Figure record listings:
::::::::::
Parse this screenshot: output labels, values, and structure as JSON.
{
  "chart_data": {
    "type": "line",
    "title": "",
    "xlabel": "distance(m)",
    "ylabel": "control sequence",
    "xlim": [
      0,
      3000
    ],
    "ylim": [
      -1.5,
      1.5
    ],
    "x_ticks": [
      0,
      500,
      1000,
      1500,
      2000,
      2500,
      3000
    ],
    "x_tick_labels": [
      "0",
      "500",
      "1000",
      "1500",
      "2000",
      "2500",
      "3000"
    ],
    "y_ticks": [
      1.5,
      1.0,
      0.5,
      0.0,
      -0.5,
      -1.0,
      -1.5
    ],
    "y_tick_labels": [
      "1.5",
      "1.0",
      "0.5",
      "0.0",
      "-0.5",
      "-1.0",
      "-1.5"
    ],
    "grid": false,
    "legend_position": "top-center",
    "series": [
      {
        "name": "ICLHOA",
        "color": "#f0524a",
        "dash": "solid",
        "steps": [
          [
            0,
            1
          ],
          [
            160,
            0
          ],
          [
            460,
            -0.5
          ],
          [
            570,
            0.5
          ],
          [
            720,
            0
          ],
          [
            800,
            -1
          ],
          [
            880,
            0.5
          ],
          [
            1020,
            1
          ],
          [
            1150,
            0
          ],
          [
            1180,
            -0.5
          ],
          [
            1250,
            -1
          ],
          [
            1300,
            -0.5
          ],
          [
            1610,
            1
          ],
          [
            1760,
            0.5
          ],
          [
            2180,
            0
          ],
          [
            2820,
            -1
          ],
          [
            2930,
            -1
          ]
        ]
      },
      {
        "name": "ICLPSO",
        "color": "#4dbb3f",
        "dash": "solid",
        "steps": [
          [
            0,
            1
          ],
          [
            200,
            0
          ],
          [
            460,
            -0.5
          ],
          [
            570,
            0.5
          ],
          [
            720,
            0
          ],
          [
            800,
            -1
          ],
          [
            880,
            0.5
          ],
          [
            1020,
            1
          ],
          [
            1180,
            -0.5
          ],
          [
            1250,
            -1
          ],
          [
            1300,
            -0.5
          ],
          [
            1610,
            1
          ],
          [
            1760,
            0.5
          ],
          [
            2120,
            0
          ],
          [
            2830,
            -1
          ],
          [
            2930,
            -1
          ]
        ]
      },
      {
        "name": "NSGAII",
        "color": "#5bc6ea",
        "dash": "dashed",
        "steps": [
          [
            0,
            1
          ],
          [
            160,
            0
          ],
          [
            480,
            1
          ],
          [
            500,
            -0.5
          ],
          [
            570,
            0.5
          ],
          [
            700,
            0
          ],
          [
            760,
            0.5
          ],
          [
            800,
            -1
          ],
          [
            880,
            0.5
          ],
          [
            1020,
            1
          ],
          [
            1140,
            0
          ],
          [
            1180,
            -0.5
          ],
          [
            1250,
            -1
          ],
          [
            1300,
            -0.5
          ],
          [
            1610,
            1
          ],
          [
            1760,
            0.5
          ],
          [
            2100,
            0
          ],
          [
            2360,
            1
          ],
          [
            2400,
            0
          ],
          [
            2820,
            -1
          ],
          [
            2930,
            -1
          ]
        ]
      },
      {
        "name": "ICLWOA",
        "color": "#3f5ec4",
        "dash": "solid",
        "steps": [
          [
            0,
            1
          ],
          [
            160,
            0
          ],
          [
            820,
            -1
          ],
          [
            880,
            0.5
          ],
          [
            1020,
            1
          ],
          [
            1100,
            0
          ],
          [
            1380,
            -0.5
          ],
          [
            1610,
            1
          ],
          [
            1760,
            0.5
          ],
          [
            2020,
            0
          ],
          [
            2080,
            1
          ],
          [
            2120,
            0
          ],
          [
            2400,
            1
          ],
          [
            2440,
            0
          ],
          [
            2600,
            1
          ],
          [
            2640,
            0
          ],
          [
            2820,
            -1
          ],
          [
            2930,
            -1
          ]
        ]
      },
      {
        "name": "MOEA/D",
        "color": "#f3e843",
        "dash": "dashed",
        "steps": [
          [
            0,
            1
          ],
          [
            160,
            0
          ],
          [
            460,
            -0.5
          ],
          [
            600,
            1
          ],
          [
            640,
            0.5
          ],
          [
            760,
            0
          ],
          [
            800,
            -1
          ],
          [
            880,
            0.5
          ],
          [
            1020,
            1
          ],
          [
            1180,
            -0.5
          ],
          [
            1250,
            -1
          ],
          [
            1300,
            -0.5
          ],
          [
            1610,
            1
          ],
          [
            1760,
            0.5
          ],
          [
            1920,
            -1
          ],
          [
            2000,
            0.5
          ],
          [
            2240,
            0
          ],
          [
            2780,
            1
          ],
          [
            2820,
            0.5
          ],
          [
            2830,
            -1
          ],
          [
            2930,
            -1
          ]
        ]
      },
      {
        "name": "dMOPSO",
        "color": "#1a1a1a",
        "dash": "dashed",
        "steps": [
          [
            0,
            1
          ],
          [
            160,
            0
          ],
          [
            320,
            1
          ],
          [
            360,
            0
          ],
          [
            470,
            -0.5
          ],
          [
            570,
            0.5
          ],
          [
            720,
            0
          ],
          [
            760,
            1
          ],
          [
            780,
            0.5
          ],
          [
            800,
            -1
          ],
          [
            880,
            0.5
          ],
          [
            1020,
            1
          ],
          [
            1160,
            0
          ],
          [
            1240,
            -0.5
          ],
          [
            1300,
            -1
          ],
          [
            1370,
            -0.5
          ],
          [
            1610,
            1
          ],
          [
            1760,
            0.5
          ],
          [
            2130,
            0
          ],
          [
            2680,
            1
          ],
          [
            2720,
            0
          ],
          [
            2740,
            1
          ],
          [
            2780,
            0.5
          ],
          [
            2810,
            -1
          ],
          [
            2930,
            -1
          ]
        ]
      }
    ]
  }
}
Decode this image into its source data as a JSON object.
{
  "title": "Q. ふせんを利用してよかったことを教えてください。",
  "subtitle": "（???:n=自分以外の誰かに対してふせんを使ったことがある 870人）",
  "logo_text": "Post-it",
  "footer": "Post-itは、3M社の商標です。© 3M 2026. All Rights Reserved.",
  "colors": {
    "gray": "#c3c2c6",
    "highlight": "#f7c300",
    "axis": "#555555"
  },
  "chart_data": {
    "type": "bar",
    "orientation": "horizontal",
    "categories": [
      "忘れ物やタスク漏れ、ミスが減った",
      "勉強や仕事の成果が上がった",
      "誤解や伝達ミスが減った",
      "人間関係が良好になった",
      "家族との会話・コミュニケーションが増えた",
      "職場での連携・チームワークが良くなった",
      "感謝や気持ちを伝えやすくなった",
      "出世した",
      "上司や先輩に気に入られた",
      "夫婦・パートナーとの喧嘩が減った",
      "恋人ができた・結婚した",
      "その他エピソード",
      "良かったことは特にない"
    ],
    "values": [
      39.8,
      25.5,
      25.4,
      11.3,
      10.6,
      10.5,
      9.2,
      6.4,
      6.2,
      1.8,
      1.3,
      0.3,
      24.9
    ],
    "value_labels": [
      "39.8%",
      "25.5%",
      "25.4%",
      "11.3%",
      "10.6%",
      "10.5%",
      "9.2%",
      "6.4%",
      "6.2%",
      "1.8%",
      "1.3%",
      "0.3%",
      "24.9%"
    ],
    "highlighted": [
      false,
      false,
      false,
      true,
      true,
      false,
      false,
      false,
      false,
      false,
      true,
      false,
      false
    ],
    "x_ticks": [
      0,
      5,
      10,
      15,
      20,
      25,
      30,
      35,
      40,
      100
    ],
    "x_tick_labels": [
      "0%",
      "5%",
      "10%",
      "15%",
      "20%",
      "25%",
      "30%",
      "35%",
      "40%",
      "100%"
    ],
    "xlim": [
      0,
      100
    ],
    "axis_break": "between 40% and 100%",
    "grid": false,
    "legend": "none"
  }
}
::::::::::
## Written exercise
Return every entry verbatim.

## Answer in full
Parse this screenshot: output labels, values, and structure as JSON.
{
  "chart_data": {
    "type": "line",
    "title": "",
    "xlabel": "distance(m)",
    "ylabel": "control sequence",
    "xlim": [
      0,
      3000
    ],
    "ylim": [
      -1.5,
      1.5
    ],
    "x_ticks": [
      0,
      500,
      1000,
      1500,
      2000,
      2500,
      3000
    ],
    "x_tick_labels": [
      "0",
      "500",
      "1000",
      "1500",
      "2000",
      "2500",
      "3000"
    ],
    "y_ticks": [
      1.5,
      1.0,
      0.5,
      0.0,
      -0.5,
      -1.0,
      -1.5
    ],
    "y_tick_labels": [
      "1.5",
      "1.0",
      "0.5",
      "0.0",
      "-0.5",
      "-1.0",
      "-1.5"
    ],
    "grid": false,
    "legend_position": "top-center",
    "series": [
      {
        "name": "ICLHOA",
        "color": "#f0524a",
        "dash": "solid",
        "steps": [
          [
            0,
            1
          ],
          [
            160,
            0
          ],
          [
            460,
            -0.5
          ],
          [
            570,
            0.5
          ],
          [
            720,
            0
          ],
          [
            800,
            -1
          ],
          [
            880,
            0.5
          ],
          [
            1020,
            1
          ],
          [
            1150,
            0
          ],
          [
            1180,
            -0.5
          ],
          [
            1250,
            -1
          ],
          [
            1300,
            -0.5
          ],
          [
            1610,
            1
          ],
          [
            1760,
            0.5
          ],
          [
            2180,
            0
          ],
          [
            2820,
            -1
          ],
          [
            2930,
            -1
          ]
        ]
      },
      {
        "name": "ICLPSO",
        "color": "#4dbb3f",
        "dash": "solid",
        "steps": [
          [
            0,
            1
          ],
          [
            200,
            0
          ],
          [
            460,
            -0.5
          ],
          [
            570,
            0.5
          ],
          [
            720,
            0
          ],
          [
            800,
            -1
          ],
          [
            880,
            0.5
          ],
          [
            1020,
            1
          ],
          [
            1180,
            -0.5
          ],
          [
            1250,
            -1
          ],
          [
            1300,
            -0.5
          ],
          [
            1610,
            1
          ],
          [
            1760,
            0.5
          ],
          [
            2120,
            0
          ],
          [
            2830,
            -1
          ],
          [
            2930,
            -1
          ]
        ]
      },
      {
        "name": "NSGAII",
        "color": "#5bc6ea",
        "dash": "dashed",
        "steps": [
          [
            0,
            1
          ],
          [
            160,
            0
          ],
          [
            480,
            1
          ],
          [
            500,
            -0.5
          ],
          [
            570,
            0.5
          ],
          [
            700,
            0
          ],
          [
            760,
            0.5
          ],
          [
            800,
            -1
          ],
          [
            880,
            0.5
          ],
          [
            1020,
            1
          ],
          [
            1140,
            0
          ],
          [
            1180,
            -0.5
          ],
          [
            1250,
            -1
          ],
          [
            1300,
            -0.5
          ],
          [
            1610,
            1
          ],
          [
            1760,
            0.5
          ],
          [
            2100,
            0
          ],
          [
            2360,
            1
          ],
          [
            2400,
            0
          ],
          [
            2820,
            -1
          ],
          [
            2930,
            -1
          ]
        ]
      },
      {
        "name": "ICLWOA",
        "color": "#3f5ec4",
        "dash": "solid",
        "steps": [
          [
            0,
            1
          ],
          [
            160,
            0
          ],
          [
            820,
            -1
          ],
          [
            880,
            0.5
          ],
          [
            1020,
            1
          ],
          [
            1100,
            0
          ],
          [
            1380,
            -0.5
          ],
          [
            1610,
            1
          ],
          [
            1760,
            0.5
          ],
          [
            2020,
            0
          ],
          [
            2080,
            1
          ],
          [
            2120,
            0
          ],
          [
            2400,
            1
          ],
          [
            2440,
            0
          ],
          [
            2600,
            1
          ],
          [
            2640,
            0
          ],
          [
            2820,
            -1
          ],
          [
            2930,
            -1
          ]
        ]
      },
      {
        "name": "MOEA/D",
        "color": "#f3e843",
        "dash": "dashed",
        "steps": [
          [
            0,
            1
          ],
          [
            160,
            0
          ],
          [
            460,
            -0.5
          ],
          [
            600,
            1
          ],
          [
            640,
            0.5
          ],
          [
            760,
            0
          ],
          [
            800,
            -1
          ],
          [
            880,
            0.5
          ],
          [
            1020,
            1
          ],
          [
            1180,
            -0.5
          ],
          [
            1250,
            -1
          ],
          [
            1300,
            -0.5
          ],
          [
            1610,
            1
          ],
          [
            1760,
            0.5
          ],
          [
            1920,
            -1
          ],
          [
            2000,
            0.5
          ],
          [
            2240,
            0
          ],
          [
            2780,
            1
          ],
          [
            2820,
            0.5
          ],
          [
            2830,
            -1
          ],
          [
            2930,
            -1
          ]
        ]
      },
      {
        "name": "dMOPSO",
        "color": "#1a1a1a",
        "dash": "dashed",
        "steps": [
          [
            0,
            1
          ],
          [
            160,
            0
          ],
          [
            320,
            1
          ],
          [
            360,
            0
          ],
          [
            470,
            -0.5
          ],
          [
            570,
            0.5
          ],
          [
            720,
            0
          ],
          [
            760,
            1
          ],
          [
            780,
            0.5
          ],
          [
            800,
            -1
          ],
          [
            880,
            0.5
          ],
          [
            1020,
            1
          ],
          [
            1160,
            0
          ],
          [
            1240,
            -0.5
          ],
          [
            1300,
            -1
          ],
          [
            1370,
            -0.5
          ],
          [
            1610,
            1
          ],
          [
            1760,
            0.5
          ],
          [
            2130,
            0
          ],
          [
            2680,
            1
          ],
          [
            2720,
            0
          ],
          [
            2740,
            1
          ],
          [
            2780,
            0.5
          ],
          [
            2810,
            -1
          ],
          [
            2930,
            -1
          ]
        ]
      }
    ]
  }
}
Decode this image into its source data as a JSON object.
{
  "title": "Q. ふせんを利用してよかったことを教えてください。",
  "subtitle": "（???:n=自分以外の誰かに対してふせんを使ったことがある 870人）",
  "logo_text": "Post-it",
  "footer": "Post-itは、3M社の商標です。© 3M 2026. All Rights Reserved.",
  "colors": {
    "gray": "#c3c2c6",
    "highlight": "#f7c300",
    "axis": "#555555"
  },
  "chart_data": {
    "type": "bar",
    "orientation": "horizontal",
    "categories": [
      "忘れ物やタスク漏れ、ミスが減った",
      "勉強や仕事の成果が上がった",
      "誤解や伝達ミスが減った",
      "人間関係が良好になった",
      "家族との会話・コミュニケーションが増えた",
      "職場での連携・チームワークが良くなった",
      "感謝や気持ちを伝えやすくなった",
      "出世した",
      "上司や先輩に気に入られた",
      "夫婦・パートナーとの喧嘩が減った",
      "恋人ができた・結婚した",
      "その他エピソード",
      "良かったことは特にない"
    ],
    "values": [
      39.8,
      25.5,
      25.4,
      11.3,
      10.6,
      10.5,
      9.2,
      6.4,
      6.2,
      1.8,
      1.3,
      0.3,
      24.9
    ],
    "value_labels": [
      "39.8%",
      "25.5%",
      "25.4%",
      "11.3%",
      "10.6%",
      "10.5%",
      "9.2%",
      "6.4%",
      "6.2%",
      "1.8%",
      "1.3%",
      "0.3%",
      "24.9%"
    ],
    "highlighted": [
      false,
      false,
      false,
      true,
      true,
      false,
      false,
      false,
      false,
      false,
      true,
      false,
      false
    ],
    "x_ticks": [
      0,
      5,
      10,
      15,
      20,
      25,
      30,
      35,
      40,
      100
    ],
    "x_tick_labels": [
      "0%",
      "5%",
      "10%",
      "15%",
      "20%",
      "25%",
      "30%",
      "35%",
      "40%",
      "100%"
    ],
    "xlim": [
      0,
      100
    ],
    "axis_break": "between 40% and 100%",
    "grid": false,
    "legend": "none"
  }
}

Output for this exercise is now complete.